* _Aim_:
Every record must be written out once more, with nothing added or omitted.

- - - -

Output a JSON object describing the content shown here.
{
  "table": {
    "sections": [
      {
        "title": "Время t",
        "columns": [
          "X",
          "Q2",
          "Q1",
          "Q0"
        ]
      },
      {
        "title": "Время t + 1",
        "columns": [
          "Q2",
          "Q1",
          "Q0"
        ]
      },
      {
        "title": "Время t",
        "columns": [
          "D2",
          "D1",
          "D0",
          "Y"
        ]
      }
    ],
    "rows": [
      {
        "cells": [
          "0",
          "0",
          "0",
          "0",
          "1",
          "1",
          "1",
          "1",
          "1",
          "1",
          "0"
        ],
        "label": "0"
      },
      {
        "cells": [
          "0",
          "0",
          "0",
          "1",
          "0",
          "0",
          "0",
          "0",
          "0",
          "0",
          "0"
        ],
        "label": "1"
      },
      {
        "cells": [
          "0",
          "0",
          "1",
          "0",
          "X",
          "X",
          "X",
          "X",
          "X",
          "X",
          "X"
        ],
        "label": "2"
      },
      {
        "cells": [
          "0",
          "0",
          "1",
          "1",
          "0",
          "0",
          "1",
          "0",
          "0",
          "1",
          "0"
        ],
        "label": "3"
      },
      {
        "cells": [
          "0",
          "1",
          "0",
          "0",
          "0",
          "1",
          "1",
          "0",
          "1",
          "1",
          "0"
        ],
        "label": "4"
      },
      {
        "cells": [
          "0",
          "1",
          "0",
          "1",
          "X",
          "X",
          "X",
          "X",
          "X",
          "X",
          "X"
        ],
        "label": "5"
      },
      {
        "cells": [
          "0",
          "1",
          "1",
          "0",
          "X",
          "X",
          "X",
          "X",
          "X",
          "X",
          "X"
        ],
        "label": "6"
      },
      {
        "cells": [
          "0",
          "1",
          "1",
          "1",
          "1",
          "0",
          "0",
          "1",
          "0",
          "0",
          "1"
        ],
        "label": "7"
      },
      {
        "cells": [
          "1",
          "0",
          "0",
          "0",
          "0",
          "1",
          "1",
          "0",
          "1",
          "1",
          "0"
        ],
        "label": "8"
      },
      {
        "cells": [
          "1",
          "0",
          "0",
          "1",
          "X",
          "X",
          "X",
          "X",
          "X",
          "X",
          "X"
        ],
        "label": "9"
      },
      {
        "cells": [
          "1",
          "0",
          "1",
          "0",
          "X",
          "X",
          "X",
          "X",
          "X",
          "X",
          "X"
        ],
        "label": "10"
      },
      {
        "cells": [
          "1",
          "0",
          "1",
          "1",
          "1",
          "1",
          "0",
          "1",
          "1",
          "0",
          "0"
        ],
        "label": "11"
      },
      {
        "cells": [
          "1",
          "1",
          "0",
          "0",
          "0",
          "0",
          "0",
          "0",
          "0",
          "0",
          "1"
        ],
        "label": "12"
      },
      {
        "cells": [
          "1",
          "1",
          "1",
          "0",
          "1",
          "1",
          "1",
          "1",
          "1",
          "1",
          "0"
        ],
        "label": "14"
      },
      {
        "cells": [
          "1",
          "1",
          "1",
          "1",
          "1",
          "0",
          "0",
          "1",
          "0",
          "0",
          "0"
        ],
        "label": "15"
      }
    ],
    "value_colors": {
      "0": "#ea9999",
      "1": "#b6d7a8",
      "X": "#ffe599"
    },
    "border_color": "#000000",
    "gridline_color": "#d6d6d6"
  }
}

- - - -

* _In response_:
Output a JSON object describing the content shown here.
{
  "table": {
    "sections": [
      {
        "title": "Время t",
        "columns": [
          "X",
          "Q2",
          "Q1",
          "Q0"
        ]
      },
      {
        "title": "Время t + 1",
        "columns": [
          "Q2",
          "Q1",
          "Q0"
        ]
      },
      {
        "title": "Время t",
        "columns": [
          "D2",
          "D1",
          "D0",
          "Y"
        ]
      }
    ],
    "rows": [
      {
        "cells": [
          "0",
          "0",
          "0",
          "0",
          "1",
          "1",
          "1",
          "1",
          "1",
          "1",
          "0"
        ],
        "label": "0"
      },
      {
        "cells": [
          "0",
          "0",
          "0",
          "1",
          "0",
          "0",
          "0",
          "0",
          "0",
          "0",
          "0"
        ],
        "label": "1"
      },
      {
        "cells": [
          "0",
          "0",
          "1",
          "0",
          "X",
          "X",
          "X",
          "X",
          "X",
          "X",
          "X"
        ],
        "label": "2"
      },
      {
        "cells": [
          "0",
          "0",
          "1",
          "1",
          "0",
          "0",
          "1",
          "0",
          "0",
          "1",
          "0"
        ],
        "label": "3"
      },
      {
        "cells": [
          "0",
          "1",
          "0",
          "0",
          "0",
          "1",
          "1",
          "0",
          "1",
          "1",
          "0"
        ],
        "label": "4"
      },
      {
        "cells": [
          "0",
          "1",
          "0",
          "1",
          "X",
          "X",
          "X",
          "X",
          "X",
          "X",
          "X"
        ],
        "label": "5"
      },
      {
        "cells": [
          "0",
          "1",
          "1",
          "0",
          "X",
          "X",
          "X",
          "X",
          "X",
          "X",
          "X"
        ],
        "label": "6"
      },
      {
        "cells": [
          "0",
          "1",
          "1",
          "1",
          "1",
          "0",
          "0",
          "1",
          "0",
          "0",
          "1"
        ],
        "label": "7"
      },
      {
        "cells": [
          "1",
          "0",
          "0",
          "0",
          "0",
          "1",
          "1",
          "0",
          "1",
          "1",
          "0"
        ],
        "label": "8"
      },
      {
        "cells": [
          "1",
          "0",
          "0",
          "1",
          "X",
          "X",
          "X",
          "X",
          "X",
          "X",
          "X"
        ],
        "label": "9"
      },
      {
        "cells": [
          "1",
          "0",
          "1",
          "0",
          "X",
          "X",
          "X",
          "X",
          "X",
          "X",
          "X"
        ],
        "label": "10"
      },
      {
        "cells": [
          "1",
          "0",
          "1",
          "1",
          "1",
          "1",
          "0",
          "1",
          "1",
          "0",
          "0"
        ],
        "label": "11"
      },
      {
        "cells": [
          "1",
          "1",
          "0",
          "0",
          "0",
          "0",
          "0",
          "0",
          "0",
          "0",
          "1"
        ],
        "label": "12"
      },
      {
        "cells": [
          "1",
          "1",
          "1",
          "0",
          "1",
          "1",
          "1",
          "1",
          "1",
          "1",
          "0"
        ],
        "label": "14"
      },
      {
        "cells": [
          "1",
          "1",
          "1",
          "1",
          "1",
          "0",
          "0",
          "1",
          "0",
          "0",
          "0"
        ],
        "label": "15"
      }
    ],
    "value_colors": {
      "0": "#ea9999",
      "1": "#b6d7a8",
      "X": "#ffe599"
    },
    "border_color": "#000000",
    "gridline_color": "#d6d6d6"
  }
}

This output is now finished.